• _BRIEF_:
Count up the lines in the following listing that hold the word "gián", then give only that count.

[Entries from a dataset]
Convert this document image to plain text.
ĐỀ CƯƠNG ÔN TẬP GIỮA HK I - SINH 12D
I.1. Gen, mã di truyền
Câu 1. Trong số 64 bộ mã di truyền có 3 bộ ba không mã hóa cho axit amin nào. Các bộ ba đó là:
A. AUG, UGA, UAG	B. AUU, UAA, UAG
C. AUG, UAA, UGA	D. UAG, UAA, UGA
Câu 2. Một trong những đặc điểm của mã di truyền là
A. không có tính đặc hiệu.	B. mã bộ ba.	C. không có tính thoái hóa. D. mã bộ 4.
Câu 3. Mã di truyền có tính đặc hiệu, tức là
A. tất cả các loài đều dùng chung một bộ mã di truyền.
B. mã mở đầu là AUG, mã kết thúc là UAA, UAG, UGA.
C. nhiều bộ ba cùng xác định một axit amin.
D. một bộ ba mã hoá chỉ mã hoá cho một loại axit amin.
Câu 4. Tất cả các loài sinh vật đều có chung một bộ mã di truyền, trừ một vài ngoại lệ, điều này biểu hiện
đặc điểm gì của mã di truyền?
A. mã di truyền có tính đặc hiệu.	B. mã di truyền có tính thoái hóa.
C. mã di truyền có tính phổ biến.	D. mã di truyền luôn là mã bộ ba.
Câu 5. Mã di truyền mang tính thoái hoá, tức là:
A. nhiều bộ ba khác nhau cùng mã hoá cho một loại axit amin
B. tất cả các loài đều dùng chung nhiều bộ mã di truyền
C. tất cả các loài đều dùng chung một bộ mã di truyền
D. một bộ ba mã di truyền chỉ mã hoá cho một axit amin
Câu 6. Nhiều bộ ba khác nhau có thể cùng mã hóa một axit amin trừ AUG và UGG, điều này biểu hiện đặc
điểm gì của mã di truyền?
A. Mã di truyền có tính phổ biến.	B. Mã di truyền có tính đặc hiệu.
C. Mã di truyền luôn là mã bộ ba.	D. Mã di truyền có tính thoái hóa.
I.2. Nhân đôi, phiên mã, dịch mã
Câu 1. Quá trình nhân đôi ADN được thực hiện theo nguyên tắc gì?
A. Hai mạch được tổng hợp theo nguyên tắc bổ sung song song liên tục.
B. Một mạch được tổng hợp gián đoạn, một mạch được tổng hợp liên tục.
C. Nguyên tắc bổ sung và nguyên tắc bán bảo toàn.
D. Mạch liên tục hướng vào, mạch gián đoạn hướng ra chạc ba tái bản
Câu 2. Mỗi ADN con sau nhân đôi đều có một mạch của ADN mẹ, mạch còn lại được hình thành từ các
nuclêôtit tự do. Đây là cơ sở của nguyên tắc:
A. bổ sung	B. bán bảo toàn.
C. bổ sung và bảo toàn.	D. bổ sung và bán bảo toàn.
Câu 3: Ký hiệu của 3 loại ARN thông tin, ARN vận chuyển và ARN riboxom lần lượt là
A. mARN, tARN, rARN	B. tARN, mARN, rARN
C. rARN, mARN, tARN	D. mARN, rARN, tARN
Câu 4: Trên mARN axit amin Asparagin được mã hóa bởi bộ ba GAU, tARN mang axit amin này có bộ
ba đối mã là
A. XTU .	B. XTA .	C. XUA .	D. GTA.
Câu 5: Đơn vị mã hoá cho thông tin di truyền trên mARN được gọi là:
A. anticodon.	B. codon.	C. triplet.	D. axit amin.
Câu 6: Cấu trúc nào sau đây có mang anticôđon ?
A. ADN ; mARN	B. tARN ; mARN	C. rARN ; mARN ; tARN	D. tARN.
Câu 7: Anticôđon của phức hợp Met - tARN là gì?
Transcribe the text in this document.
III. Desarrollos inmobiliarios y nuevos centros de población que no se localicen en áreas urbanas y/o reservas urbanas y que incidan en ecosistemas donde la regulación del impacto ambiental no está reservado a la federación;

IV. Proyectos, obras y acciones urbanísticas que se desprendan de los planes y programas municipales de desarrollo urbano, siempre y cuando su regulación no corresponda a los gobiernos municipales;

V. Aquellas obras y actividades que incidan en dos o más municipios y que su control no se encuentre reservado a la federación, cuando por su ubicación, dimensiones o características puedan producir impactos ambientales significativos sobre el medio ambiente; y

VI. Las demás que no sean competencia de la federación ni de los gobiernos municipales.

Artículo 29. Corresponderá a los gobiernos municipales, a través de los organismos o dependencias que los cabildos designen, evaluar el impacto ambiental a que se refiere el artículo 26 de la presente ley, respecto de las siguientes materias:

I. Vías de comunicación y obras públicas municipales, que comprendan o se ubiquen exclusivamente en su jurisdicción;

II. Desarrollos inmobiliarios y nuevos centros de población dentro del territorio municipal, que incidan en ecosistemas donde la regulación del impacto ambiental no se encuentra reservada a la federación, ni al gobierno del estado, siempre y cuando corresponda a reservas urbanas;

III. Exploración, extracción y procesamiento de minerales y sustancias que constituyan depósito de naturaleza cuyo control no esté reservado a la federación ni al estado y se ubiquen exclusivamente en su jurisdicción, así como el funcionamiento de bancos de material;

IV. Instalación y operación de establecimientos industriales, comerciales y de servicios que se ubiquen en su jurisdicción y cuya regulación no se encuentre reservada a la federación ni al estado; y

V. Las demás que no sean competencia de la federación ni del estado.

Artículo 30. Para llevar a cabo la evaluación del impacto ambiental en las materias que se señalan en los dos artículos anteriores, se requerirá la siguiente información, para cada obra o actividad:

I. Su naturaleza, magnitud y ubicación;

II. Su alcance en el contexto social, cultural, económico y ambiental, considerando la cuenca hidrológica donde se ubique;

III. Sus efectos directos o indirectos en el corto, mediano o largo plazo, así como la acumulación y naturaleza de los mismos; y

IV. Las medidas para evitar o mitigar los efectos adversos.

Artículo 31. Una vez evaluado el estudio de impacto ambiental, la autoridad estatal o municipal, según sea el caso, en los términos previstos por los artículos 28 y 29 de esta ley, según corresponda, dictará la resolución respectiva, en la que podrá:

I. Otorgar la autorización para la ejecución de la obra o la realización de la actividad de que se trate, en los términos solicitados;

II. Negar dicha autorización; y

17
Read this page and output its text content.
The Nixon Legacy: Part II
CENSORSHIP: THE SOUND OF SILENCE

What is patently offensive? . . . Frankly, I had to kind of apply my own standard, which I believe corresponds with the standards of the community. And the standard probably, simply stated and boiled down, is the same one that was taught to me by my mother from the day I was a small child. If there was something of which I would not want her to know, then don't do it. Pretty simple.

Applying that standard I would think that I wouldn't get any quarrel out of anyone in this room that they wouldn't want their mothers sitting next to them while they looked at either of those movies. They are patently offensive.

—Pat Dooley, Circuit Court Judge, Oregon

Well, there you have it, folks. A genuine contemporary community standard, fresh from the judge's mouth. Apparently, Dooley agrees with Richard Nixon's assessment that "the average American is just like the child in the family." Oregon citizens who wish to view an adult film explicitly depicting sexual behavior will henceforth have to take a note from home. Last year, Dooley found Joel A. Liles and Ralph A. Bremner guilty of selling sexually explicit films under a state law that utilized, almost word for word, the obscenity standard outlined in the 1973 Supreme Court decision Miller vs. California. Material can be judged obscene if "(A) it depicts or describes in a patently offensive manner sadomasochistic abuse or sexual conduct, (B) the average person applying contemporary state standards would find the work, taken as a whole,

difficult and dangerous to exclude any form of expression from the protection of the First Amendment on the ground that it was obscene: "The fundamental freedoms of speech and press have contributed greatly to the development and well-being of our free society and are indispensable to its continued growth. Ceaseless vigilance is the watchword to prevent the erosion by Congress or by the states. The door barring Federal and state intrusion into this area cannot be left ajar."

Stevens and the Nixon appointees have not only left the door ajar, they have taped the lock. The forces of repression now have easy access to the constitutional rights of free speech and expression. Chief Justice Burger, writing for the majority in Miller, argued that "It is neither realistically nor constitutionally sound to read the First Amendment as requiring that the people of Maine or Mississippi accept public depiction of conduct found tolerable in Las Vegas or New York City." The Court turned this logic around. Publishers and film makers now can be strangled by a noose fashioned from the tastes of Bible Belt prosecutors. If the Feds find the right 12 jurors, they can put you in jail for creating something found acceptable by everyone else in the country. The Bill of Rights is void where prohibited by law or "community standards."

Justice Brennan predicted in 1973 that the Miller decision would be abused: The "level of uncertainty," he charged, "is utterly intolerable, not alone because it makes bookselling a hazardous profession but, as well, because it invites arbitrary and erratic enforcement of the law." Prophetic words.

• _ANSWER TO THE EXERCISE_:
2